DATA:

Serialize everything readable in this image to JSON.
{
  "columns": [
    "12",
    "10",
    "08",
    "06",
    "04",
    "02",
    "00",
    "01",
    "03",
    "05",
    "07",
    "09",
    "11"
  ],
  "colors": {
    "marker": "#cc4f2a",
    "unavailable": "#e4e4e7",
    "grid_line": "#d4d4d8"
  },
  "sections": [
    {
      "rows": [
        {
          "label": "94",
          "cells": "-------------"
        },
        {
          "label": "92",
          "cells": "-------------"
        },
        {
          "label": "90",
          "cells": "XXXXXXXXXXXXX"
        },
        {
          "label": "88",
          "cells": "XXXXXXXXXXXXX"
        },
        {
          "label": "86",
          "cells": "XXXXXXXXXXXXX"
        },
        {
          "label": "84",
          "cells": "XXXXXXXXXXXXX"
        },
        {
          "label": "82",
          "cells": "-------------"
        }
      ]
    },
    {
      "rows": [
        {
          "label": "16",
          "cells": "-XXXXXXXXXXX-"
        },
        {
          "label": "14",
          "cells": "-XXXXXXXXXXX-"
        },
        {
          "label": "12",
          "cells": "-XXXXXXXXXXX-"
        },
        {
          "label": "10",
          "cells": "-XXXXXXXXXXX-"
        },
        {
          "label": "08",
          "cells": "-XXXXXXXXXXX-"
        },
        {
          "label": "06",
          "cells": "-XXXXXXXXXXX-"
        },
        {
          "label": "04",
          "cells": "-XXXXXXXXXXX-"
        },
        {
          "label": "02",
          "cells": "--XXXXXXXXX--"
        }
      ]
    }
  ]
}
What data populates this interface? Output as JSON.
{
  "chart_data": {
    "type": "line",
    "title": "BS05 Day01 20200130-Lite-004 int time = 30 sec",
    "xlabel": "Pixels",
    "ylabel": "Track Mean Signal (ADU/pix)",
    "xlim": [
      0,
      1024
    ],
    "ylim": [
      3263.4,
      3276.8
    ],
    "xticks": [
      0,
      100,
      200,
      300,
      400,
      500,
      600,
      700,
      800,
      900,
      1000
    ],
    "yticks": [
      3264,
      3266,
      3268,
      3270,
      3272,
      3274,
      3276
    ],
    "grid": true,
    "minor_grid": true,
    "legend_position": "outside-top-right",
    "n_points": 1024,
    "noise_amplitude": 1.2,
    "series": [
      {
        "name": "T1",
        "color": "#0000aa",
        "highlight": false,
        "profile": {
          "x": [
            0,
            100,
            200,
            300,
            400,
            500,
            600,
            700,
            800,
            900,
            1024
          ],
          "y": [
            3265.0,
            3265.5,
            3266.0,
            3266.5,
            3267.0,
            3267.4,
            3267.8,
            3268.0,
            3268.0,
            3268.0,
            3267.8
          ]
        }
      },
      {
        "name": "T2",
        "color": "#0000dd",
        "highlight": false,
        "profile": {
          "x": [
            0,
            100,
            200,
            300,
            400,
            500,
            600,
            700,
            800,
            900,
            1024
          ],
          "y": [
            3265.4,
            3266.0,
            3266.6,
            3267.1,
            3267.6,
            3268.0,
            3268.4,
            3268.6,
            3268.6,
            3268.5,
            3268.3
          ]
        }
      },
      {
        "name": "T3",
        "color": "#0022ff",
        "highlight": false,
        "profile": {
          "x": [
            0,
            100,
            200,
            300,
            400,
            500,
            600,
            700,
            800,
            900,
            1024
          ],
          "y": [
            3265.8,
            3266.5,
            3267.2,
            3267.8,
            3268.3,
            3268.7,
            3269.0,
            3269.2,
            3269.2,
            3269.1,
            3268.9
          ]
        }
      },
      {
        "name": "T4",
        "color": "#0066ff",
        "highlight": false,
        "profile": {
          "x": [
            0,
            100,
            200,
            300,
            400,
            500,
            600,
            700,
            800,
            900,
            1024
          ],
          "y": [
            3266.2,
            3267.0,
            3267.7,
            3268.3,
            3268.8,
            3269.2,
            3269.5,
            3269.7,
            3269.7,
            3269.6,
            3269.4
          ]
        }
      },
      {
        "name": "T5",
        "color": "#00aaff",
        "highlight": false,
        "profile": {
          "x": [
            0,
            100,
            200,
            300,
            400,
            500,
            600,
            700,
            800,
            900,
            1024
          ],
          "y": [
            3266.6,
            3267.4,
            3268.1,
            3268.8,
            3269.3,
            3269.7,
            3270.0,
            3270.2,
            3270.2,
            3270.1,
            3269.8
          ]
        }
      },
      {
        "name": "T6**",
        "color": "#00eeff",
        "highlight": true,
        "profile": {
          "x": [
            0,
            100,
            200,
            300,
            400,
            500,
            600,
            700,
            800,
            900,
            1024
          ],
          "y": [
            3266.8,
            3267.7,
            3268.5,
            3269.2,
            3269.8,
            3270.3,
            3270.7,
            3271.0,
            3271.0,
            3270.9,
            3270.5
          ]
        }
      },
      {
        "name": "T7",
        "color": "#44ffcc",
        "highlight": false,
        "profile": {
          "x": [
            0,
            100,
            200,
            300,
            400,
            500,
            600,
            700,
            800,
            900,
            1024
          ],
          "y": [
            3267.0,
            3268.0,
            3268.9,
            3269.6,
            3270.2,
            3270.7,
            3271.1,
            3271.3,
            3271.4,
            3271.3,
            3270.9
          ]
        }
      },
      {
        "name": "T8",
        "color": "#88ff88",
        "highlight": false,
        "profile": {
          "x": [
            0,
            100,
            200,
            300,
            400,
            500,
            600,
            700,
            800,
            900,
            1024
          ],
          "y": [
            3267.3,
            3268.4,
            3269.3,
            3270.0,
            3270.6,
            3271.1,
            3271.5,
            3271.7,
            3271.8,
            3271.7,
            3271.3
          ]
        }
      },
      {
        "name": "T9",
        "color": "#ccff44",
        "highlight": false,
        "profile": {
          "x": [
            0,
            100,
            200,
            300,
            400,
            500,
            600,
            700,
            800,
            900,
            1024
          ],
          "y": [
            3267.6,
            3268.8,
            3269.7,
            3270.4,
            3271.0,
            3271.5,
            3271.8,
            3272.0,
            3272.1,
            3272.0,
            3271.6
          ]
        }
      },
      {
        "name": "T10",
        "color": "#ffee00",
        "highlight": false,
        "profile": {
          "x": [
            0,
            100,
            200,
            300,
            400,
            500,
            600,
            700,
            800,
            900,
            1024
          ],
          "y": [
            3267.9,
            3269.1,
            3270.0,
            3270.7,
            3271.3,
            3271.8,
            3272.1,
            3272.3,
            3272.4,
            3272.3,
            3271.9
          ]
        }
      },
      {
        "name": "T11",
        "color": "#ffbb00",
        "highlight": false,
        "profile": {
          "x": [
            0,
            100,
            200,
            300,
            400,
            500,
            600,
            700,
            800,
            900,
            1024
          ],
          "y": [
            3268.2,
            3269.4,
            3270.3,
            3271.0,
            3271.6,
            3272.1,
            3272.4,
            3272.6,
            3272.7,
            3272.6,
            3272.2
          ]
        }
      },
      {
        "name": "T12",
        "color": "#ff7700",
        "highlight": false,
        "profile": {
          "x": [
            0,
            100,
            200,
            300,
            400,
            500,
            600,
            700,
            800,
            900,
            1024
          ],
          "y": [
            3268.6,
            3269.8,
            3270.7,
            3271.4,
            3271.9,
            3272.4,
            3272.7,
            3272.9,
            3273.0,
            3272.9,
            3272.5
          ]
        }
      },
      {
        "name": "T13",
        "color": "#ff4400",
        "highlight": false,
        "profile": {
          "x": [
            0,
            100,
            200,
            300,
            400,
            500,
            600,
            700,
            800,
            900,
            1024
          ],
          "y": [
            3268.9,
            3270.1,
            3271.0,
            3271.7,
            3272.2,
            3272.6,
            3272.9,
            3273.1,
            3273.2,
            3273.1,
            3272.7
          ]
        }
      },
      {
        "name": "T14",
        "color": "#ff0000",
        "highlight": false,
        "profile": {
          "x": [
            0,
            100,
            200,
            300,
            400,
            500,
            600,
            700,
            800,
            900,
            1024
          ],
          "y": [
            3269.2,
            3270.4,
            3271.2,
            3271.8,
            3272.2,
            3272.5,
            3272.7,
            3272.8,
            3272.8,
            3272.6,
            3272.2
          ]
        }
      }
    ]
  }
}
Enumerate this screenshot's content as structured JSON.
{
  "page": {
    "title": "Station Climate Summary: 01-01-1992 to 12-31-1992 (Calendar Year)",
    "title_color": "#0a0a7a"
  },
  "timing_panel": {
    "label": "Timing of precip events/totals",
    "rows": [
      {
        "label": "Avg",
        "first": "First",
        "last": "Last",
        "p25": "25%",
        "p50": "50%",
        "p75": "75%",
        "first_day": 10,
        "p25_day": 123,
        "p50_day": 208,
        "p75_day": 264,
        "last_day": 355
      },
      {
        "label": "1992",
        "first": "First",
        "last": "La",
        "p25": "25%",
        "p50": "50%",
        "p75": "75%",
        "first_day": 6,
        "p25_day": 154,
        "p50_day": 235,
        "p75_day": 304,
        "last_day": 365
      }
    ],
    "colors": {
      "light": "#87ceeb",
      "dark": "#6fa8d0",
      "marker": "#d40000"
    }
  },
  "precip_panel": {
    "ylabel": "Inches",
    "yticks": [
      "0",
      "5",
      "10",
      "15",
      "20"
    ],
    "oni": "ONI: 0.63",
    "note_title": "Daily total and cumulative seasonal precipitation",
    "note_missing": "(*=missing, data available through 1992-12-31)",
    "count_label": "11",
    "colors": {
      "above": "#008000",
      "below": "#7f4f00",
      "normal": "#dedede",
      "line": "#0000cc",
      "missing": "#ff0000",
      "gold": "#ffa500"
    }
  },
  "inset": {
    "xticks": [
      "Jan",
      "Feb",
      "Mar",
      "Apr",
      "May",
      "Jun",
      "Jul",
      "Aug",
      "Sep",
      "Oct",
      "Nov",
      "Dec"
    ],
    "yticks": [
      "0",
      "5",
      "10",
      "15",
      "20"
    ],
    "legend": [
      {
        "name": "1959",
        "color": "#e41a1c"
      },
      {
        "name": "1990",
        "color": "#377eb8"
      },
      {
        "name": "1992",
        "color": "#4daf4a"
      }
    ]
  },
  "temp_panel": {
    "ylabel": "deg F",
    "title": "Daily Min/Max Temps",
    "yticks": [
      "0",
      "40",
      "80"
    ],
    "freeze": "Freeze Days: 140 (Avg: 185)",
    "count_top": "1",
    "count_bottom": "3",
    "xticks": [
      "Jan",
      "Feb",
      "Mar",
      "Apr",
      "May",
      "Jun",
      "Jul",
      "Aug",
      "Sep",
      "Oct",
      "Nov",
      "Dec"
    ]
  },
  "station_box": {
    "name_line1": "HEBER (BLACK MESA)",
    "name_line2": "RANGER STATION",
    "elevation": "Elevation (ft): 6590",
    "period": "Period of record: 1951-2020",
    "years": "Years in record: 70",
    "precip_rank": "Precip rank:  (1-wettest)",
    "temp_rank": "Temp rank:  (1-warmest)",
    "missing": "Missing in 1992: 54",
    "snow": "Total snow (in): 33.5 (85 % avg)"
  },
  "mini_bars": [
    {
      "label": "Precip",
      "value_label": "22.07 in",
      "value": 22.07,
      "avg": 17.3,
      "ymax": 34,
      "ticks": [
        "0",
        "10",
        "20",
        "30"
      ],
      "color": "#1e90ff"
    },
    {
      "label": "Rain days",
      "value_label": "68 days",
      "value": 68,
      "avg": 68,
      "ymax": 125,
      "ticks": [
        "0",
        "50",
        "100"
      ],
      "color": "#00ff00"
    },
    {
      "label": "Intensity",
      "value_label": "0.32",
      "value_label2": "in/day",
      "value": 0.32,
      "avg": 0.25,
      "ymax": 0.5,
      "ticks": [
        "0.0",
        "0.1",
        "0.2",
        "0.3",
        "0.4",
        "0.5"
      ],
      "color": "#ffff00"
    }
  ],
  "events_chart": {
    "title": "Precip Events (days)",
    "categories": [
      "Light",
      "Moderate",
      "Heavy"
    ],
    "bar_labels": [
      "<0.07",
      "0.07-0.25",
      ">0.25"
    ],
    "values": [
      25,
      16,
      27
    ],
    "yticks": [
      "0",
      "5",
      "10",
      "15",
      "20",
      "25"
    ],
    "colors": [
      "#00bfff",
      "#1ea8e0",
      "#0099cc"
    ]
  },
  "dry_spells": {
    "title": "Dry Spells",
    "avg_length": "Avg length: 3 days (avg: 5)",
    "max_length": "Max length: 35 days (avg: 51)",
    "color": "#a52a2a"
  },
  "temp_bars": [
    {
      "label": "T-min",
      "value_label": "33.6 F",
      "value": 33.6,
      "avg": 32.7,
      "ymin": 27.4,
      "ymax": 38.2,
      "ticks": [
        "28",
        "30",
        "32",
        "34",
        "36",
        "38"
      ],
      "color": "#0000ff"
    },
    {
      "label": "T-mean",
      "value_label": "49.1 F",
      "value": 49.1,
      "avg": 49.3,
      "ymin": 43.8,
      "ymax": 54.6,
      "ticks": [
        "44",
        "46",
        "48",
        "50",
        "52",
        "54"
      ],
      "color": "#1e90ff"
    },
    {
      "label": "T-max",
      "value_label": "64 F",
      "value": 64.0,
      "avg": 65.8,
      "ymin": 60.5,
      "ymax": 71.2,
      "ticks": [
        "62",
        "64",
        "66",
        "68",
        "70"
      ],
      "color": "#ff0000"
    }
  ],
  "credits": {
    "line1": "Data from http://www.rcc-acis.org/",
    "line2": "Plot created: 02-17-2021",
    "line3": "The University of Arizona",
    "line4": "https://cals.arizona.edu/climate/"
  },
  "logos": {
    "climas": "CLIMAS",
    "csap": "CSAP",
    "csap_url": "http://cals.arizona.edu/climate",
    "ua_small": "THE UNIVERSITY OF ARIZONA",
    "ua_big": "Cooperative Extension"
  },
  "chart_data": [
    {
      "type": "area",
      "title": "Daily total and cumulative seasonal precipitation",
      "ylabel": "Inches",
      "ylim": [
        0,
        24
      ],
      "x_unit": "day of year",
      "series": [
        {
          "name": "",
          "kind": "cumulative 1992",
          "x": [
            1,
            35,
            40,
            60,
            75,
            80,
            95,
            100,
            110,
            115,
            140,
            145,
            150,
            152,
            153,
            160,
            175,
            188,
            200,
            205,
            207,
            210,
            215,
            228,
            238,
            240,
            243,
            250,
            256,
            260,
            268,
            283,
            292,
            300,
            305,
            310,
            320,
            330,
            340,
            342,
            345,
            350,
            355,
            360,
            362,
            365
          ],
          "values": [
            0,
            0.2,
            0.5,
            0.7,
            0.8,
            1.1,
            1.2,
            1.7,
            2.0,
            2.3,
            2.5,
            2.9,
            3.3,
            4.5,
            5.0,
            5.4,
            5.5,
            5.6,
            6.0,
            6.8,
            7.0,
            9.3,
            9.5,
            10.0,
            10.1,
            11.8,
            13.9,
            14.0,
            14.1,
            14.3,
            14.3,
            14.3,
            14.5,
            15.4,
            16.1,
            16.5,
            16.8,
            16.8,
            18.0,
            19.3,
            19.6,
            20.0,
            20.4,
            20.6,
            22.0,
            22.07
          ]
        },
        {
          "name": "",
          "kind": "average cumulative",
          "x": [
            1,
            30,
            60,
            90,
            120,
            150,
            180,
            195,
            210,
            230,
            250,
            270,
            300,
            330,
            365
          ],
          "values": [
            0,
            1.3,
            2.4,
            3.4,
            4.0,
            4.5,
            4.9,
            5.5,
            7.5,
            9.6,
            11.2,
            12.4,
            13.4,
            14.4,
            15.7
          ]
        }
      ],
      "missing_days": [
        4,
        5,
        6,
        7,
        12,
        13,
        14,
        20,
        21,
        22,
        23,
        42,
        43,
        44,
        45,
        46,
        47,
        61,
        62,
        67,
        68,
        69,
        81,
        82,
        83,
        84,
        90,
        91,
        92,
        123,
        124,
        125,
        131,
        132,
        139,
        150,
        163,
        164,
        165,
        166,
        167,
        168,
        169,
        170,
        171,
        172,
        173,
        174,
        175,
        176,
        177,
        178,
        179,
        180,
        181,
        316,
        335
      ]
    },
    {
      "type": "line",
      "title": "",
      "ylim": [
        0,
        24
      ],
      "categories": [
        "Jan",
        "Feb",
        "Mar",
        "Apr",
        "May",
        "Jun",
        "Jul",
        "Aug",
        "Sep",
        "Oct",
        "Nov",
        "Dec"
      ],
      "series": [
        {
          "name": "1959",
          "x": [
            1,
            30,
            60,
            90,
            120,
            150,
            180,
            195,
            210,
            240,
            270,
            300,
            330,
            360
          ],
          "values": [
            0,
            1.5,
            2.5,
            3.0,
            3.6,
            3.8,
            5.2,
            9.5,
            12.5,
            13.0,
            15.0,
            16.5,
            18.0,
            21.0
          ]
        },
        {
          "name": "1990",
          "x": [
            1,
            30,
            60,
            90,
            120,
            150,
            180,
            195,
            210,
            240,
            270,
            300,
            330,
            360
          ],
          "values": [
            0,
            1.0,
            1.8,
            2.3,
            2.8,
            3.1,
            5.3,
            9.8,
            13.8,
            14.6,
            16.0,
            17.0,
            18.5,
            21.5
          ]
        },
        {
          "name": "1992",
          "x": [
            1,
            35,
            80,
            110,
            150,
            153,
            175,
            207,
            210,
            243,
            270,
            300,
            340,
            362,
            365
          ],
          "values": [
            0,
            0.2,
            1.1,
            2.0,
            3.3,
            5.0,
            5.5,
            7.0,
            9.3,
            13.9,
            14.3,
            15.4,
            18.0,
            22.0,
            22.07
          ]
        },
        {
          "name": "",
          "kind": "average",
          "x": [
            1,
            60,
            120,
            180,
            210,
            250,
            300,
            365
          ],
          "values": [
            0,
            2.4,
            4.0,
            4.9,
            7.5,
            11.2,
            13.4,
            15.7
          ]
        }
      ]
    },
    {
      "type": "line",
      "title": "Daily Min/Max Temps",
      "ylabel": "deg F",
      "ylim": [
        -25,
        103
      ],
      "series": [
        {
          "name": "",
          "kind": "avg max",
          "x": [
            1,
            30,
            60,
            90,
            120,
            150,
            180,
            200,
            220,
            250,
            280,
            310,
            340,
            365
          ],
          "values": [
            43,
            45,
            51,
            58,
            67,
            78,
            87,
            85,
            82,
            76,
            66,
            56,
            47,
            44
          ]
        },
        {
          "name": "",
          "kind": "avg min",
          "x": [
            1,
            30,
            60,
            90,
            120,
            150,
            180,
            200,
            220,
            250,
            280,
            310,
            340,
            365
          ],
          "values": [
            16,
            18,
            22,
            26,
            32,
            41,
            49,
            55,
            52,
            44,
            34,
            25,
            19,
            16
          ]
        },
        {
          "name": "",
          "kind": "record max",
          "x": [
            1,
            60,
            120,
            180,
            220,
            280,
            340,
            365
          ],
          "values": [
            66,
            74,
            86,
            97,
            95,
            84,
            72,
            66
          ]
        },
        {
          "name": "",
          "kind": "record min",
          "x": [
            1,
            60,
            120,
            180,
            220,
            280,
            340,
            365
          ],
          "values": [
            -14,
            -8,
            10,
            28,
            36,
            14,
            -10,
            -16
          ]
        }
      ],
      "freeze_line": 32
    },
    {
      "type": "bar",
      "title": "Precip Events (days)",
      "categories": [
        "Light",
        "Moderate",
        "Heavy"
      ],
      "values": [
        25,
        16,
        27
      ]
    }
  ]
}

WHAT IS BEING ASKED:
Select the lines in this material that hold the word "Daily", leaving none out.

RESULT BELOW:
    "note_title": "Daily total and cumulative seasonal precipitation",
    "title": "Daily Min/Max Temps",
      "title": "Daily total and cumulative seasonal precipitation",
      "title": "Daily Min/Max Temps",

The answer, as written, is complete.